### Problem details:
Locate the string "løbet" in the records below. Copy every line where it occurs.

### Saved entries:
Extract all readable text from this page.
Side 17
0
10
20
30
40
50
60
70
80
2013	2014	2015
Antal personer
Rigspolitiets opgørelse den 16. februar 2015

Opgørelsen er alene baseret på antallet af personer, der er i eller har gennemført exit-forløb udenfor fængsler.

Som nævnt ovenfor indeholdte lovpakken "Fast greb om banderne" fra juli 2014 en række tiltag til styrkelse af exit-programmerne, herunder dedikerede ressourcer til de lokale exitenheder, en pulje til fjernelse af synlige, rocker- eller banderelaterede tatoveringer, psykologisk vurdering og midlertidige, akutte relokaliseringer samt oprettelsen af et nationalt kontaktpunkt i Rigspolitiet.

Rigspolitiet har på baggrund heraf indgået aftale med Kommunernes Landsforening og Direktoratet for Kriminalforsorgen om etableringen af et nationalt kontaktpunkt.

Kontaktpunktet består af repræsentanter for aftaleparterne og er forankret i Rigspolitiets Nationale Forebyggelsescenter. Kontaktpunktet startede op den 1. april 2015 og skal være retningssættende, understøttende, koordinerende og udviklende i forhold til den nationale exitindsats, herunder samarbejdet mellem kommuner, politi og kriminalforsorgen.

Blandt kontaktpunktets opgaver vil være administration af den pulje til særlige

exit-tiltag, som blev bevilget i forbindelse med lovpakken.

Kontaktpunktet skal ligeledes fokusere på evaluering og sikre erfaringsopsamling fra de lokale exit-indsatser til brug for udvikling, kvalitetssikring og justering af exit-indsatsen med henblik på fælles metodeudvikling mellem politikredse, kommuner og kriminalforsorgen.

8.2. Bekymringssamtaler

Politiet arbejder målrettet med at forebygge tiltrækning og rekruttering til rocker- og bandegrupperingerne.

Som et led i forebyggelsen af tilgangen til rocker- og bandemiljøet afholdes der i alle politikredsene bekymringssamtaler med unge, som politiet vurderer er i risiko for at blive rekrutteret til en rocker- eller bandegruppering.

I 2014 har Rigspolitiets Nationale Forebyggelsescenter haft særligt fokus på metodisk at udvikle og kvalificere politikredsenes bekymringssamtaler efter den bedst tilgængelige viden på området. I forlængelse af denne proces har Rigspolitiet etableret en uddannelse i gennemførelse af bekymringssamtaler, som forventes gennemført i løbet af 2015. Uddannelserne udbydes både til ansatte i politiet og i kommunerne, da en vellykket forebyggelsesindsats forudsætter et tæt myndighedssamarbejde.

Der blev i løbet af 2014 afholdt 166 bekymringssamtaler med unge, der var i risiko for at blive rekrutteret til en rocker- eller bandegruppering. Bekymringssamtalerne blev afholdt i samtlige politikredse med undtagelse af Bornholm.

### Task answer:
I 2014 har Rigspolitiets Nationale Forebyggelsescenter haft særligt fokus på metodisk at udvikle og kvalificere politikredsenes bekymringssamtaler efter den bedst tilgængelige viden på området. I forlængelse af denne proces har Rigspolitiet etableret en uddannelse i gennemførelse af bekymringssamtaler, som forventes gennemført i løbet af 2015. Uddannelserne udbydes både til ansatte i politiet og i kommunerne, da en vellykket forebyggelsesindsats forudsætter et tæt myndighedssamarbejde.
Der blev i løbet af 2014 afholdt 166 bekymringssamtaler med unge, der var i risiko for at blive rekrutteret til en rocker- eller bandegruppering. Bekymringssamtalerne blev afholdt i samtlige politikredse med undtagelse af Bornholm.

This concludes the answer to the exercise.